** WHAT YOU SHOULD DO **
Reproduce each line exactly.

** ROWS **

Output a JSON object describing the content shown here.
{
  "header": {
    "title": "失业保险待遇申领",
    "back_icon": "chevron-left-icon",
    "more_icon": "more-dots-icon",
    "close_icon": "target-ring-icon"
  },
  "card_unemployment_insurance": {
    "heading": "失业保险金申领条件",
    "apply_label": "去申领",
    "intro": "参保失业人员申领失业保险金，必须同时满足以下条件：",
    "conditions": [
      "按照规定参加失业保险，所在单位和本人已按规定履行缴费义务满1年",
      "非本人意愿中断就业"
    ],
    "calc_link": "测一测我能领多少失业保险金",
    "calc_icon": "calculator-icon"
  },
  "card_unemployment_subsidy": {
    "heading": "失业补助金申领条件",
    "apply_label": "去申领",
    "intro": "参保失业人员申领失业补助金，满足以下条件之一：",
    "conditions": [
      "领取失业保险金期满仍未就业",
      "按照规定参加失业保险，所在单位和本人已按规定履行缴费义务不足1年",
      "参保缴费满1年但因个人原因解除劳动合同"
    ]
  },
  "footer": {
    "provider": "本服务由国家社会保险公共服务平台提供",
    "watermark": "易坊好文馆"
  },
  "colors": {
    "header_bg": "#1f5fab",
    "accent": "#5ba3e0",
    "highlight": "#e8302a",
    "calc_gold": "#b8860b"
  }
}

** THE REPLY **
Output a JSON object describing the content shown here.
{
  "header": {
    "title": "失业保险待遇申领",
    "back_icon": "chevron-left-icon",
    "more_icon": "more-dots-icon",
    "close_icon": "target-ring-icon"
  },
  "card_unemployment_insurance": {
    "heading": "失业保险金申领条件",
    "apply_label": "去申领",
    "intro": "参保失业人员申领失业保险金，必须同时满足以下条件：",
    "conditions": [
      "按照规定参加失业保险，所在单位和本人已按规定履行缴费义务满1年",
      "非本人意愿中断就业"
    ],
    "calc_link": "测一测我能领多少失业保险金",
    "calc_icon": "calculator-icon"
  },
  "card_unemployment_subsidy": {
    "heading": "失业补助金申领条件",
    "apply_label": "去申领",
    "intro": "参保失业人员申领失业补助金，满足以下条件之一：",
    "conditions": [
      "领取失业保险金期满仍未就业",
      "按照规定参加失业保险，所在单位和本人已按规定履行缴费义务不足1年",
      "参保缴费满1年但因个人原因解除劳动合同"
    ]
  },
  "footer": {
    "provider": "本服务由国家社会保险公共服务平台提供",
    "watermark": "易坊好文馆"
  },
  "colors": {
    "header_bg": "#1f5fab",
    "accent": "#5ba3e0",
    "highlight": "#e8302a",
    "calc_gold": "#b8860b"
  }
}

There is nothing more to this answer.